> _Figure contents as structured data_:
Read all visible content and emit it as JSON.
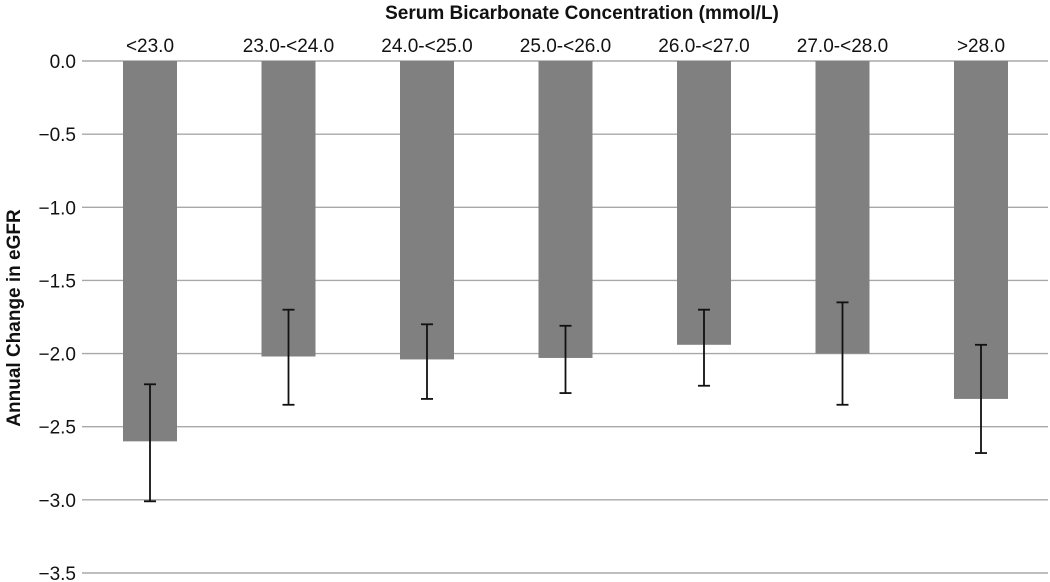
{
  "chart_data": {
    "type": "bar",
    "title": "Serum Bicarbonate Concentration (mmol/L)",
    "xlabel": "",
    "ylabel": "Annual Change in eGFR",
    "categories": [
      "<23.0",
      "23.0-<24.0",
      "24.0-<25.0",
      "25.0-<26.0",
      "26.0-<27.0",
      "27.0-<28.0",
      ">28.0"
    ],
    "values": [
      -2.6,
      -2.02,
      -2.04,
      -2.03,
      -1.94,
      -2.0,
      -2.31
    ],
    "error_low": [
      -3.01,
      -2.35,
      -2.31,
      -2.27,
      -2.22,
      -2.35,
      -2.68
    ],
    "error_high": [
      -2.21,
      -1.7,
      -1.8,
      -1.81,
      -1.7,
      -1.65,
      -1.94
    ],
    "ylim": [
      -3.5,
      0.0
    ],
    "yticks": [
      "0.0",
      "-0.5",
      "-1.0",
      "-1.5",
      "-2.0",
      "-2.5",
      "-3.0",
      "-3.5"
    ],
    "category_axis": "top",
    "grid": true,
    "colors": {
      "bar": "#808080",
      "grid": "#a8a8a8",
      "error": "#111111"
    }
  }
}
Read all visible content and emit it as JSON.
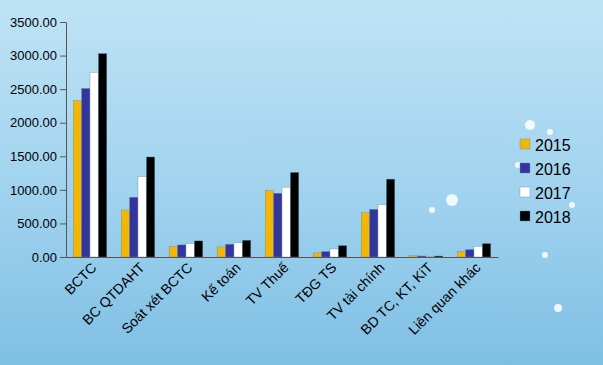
{
  "chart_data": {
    "type": "bar",
    "categories": [
      "BCTC",
      "BC QTDAHT",
      "Soát xét BCTC",
      "Kế toán",
      "TV Thuế",
      "TĐG TS",
      "TV tài chính",
      "BD TC, KT, KiT",
      "Liên quan khác"
    ],
    "series": [
      {
        "name": "2015",
        "color": "#f2b705",
        "values": [
          2330,
          700,
          160,
          150,
          990,
          60,
          660,
          20,
          80
        ]
      },
      {
        "name": "2016",
        "color": "#34349e",
        "values": [
          2510,
          890,
          180,
          190,
          950,
          80,
          710,
          15,
          110
        ]
      },
      {
        "name": "2017",
        "color": "#ffffff",
        "values": [
          2750,
          1200,
          200,
          210,
          1040,
          120,
          780,
          10,
          160
        ]
      },
      {
        "name": "2018",
        "color": "#000000",
        "values": [
          3030,
          1490,
          240,
          250,
          1260,
          170,
          1160,
          15,
          200
        ]
      }
    ],
    "ylim": [
      0,
      3500
    ],
    "yticks": [
      {
        "value": 0,
        "label": "0.00"
      },
      {
        "value": 500,
        "label": "500.00"
      },
      {
        "value": 1000,
        "label": "1000.00"
      },
      {
        "value": 1500,
        "label": "1500.00"
      },
      {
        "value": 2000,
        "label": "2000.00"
      },
      {
        "value": 2500,
        "label": "2500.00"
      },
      {
        "value": 3000,
        "label": "3000.00"
      },
      {
        "value": 3500,
        "label": "3500.00"
      }
    ],
    "grid": false,
    "legend": "right"
  }
}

> _Direction_: Write out the records above exactly as they appear, leaving out any pictures.

> _Correct answer_:
Read all visible content and emit it as JSON.
{
  "chart_data": {
    "type": "bar",
    "title": "Serum Bicarbonate Concentration (mmol/L)",
    "xlabel": "",
    "ylabel": "Annual Change in eGFR",
    "categories": [
      "<23.0",
      "23.0-<24.0",
      "24.0-<25.0",
      "25.0-<26.0",
      "26.0-<27.0",
      "27.0-<28.0",
      ">28.0"
    ],
    "values": [
      -2.6,
      -2.02,
      -2.04,
      -2.03,
      -1.94,
      -2.0,
      -2.31
    ],
    "error_low": [
      -3.01,
      -2.35,
      -2.31,
      -2.27,
      -2.22,
      -2.35,
      -2.68
    ],
    "error_high": [
      -2.21,
      -1.7,
      -1.8,
      -1.81,
      -1.7,
      -1.65,
      -1.94
    ],
    "ylim": [
      -3.5,
      0.0
    ],
    "yticks": [
      "0.0",
      "-0.5",
      "-1.0",
      "-1.5",
      "-2.0",
      "-2.5",
      "-3.0",
      "-3.5"
    ],
    "category_axis": "top",
    "grid": true,
    "colors": {
      "bar": "#808080",
      "grid": "#a8a8a8",
      "error": "#111111"
    }
  }
}
Read all visible content and emit it as JSON.
{
  "chart_data": {
    "type": "bar",
    "categories": [
      "BCTC",
      "BC QTDAHT",
      "Soát xét BCTC",
      "Kế toán",
      "TV Thuế",
      "TĐG TS",
      "TV tài chính",
      "BD TC, KT, KiT",
      "Liên quan khác"
    ],
    "series": [
      {
        "name": "2015",
        "color": "#f2b705",
        "values": [
          2330,
          700,
          160,
          150,
          990,
          60,
          660,
          20,
          80
        ]
      },
      {
        "name": "2016",
        "color": "#34349e",
        "values": [
          2510,
          890,
          180,
          190,
          950,
          80,
          710,
          15,
          110
        ]
      },
      {
        "name": "2017",
        "color": "#ffffff",
        "values": [
          2750,
          1200,
          200,
          210,
          1040,
          120,
          780,
          10,
          160
        ]
      },
      {
        "name": "2018",
        "color": "#000000",
        "values": [
          3030,
          1490,
          240,
          250,
          1260,
          170,
          1160,
          15,
          200
        ]
      }
    ],
    "ylim": [
      0,
      3500
    ],
    "yticks": [
      {
        "value": 0,
        "label": "0.00"
      },
      {
        "value": 500,
        "label": "500.00"
      },
      {
        "value": 1000,
        "label": "1000.00"
      },
      {
        "value": 1500,
        "label": "1500.00"
      },
      {
        "value": 2000,
        "label": "2000.00"
      },
      {
        "value": 2500,
        "label": "2500.00"
      },
      {
        "value": 3000,
        "label": "3000.00"
      },
      {
        "value": 3500,
        "label": "3500.00"
      }
    ],
    "grid": false,
    "legend": "right"
  }
}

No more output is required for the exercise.